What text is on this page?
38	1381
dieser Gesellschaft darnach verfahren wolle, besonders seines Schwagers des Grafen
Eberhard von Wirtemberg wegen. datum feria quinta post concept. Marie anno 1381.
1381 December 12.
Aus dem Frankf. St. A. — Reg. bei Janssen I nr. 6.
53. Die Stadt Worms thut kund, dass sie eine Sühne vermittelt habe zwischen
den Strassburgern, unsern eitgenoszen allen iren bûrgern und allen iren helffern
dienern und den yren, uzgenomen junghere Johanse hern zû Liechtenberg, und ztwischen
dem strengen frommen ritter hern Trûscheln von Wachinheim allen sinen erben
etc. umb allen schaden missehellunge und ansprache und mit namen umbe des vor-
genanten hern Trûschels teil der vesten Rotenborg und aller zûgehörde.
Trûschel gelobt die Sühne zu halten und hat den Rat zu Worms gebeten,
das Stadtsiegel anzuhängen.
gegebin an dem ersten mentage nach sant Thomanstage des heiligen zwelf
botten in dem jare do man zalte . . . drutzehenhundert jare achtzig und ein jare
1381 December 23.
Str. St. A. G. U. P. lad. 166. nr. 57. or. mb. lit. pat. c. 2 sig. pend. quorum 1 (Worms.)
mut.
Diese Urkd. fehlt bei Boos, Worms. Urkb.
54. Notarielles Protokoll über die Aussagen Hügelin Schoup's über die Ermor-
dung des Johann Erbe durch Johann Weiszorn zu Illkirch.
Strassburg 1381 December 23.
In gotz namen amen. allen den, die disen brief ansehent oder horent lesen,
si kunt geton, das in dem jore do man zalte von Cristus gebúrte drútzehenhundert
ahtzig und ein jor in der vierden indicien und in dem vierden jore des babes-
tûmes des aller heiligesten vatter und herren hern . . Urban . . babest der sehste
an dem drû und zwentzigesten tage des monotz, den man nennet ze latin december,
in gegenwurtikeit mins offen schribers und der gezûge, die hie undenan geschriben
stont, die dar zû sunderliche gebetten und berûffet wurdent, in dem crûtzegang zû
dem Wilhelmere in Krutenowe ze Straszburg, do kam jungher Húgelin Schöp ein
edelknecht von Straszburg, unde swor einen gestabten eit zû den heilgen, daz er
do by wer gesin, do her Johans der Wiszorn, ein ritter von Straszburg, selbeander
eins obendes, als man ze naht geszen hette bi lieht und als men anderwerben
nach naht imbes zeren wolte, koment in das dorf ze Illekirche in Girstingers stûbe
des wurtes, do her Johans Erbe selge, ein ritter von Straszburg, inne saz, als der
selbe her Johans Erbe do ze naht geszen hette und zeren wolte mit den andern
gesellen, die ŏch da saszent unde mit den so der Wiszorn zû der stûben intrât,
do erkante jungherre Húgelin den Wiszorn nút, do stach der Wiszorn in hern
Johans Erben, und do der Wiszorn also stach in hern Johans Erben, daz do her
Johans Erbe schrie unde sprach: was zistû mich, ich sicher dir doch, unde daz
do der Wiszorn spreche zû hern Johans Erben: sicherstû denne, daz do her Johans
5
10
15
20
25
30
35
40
──────
How to complete this task: Respond with nothing but the number of lines in the data above that include the word "Wiszorn".

Response: 5